**Exercise objective**
According to the book synopsis, how many slaves were freed in the single century when slavery was abolished?

**Provided text**
Synopses & Reviews
For thousands of years, slavery went unchallenged in principle. Then in a single century, slavery was abolished and more than seven million slaves were freed. Greatest Emancipation tells this amazing story, focusing on Haiti, the British Caribbean, the United States, Cuba and Brazil, which accounted for the vast majority of slaves in the west. Jim Powell offers some surprising insights and shows that while the abolition of slavery was essential to any free society, it wasnt the sole determing factor, since some societies that abolished slavery later embraced dictatorships. Jim Powell reveals the process and tremendous influence that slavery's eradication had on individual societies in the west.

**Entries supplied**
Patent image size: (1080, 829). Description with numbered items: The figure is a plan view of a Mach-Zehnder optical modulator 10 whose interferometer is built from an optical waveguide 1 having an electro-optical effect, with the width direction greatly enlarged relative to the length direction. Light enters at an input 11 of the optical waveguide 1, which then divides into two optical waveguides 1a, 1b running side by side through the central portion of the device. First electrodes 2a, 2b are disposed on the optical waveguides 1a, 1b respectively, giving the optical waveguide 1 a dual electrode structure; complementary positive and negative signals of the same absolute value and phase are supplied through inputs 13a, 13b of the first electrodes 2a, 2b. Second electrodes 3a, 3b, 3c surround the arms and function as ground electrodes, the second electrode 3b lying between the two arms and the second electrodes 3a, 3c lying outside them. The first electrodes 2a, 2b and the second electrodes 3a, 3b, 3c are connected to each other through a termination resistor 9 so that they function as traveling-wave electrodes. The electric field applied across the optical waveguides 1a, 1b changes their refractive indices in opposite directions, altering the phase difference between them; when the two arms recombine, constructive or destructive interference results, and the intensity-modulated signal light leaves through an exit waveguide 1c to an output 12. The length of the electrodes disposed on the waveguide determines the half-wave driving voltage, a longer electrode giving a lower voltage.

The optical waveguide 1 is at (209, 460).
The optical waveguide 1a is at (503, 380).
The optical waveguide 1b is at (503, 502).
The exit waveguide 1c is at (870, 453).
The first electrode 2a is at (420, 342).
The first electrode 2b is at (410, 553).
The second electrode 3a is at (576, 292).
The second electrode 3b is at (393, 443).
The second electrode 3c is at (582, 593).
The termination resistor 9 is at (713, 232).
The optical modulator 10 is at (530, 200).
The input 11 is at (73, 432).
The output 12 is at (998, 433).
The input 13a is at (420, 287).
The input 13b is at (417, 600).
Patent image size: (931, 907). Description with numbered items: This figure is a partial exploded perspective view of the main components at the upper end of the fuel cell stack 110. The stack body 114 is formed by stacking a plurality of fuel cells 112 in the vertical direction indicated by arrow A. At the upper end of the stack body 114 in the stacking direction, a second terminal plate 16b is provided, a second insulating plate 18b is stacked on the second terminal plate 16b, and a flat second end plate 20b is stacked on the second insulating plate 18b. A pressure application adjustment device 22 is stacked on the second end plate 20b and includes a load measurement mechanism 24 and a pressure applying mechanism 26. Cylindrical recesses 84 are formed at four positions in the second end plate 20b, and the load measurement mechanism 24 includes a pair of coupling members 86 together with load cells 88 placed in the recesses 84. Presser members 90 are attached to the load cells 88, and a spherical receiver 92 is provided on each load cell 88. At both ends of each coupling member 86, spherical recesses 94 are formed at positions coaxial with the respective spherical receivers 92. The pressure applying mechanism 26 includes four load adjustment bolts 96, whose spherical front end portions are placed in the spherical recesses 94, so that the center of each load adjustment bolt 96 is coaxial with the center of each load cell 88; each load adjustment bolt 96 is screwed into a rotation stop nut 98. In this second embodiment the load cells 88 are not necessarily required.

**Result of this exercise**
More than seven million.